* _OBJECTIVE_: Print each of the entries exactly, leaving nothing out.
■ ■ ■
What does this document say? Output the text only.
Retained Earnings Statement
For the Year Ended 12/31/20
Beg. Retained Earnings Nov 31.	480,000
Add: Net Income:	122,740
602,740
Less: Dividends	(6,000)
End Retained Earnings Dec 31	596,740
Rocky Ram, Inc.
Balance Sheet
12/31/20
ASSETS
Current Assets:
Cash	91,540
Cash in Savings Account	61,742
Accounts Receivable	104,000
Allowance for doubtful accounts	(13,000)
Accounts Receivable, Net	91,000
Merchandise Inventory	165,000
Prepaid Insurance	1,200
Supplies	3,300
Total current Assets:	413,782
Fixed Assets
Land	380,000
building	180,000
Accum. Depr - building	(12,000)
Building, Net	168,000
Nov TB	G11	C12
■ ■ ■
* _RESPONSE TO THIS EXERCISE_:
What does this document say? Output the text only.
Retained Earnings Statement
For the Year Ended 12/31/20
Beg. Retained Earnings Nov 31.	480,000
Add: Net Income:	122,740
602,740
Less: Dividends	(6,000)
End Retained Earnings Dec 31	596,740
Rocky Ram, Inc.
Balance Sheet
12/31/20
ASSETS
Current Assets:
Cash	91,540
Cash in Savings Account	61,742
Accounts Receivable	104,000
Allowance for doubtful accounts	(13,000)
Accounts Receivable, Net	91,000
Merchandise Inventory	165,000
Prepaid Insurance	1,200
Supplies	3,300
Total current Assets:	413,782
Fixed Assets
Land	380,000
building	180,000
Accum. Depr - building	(12,000)
Building, Net	168,000
Nov TB	G11	C12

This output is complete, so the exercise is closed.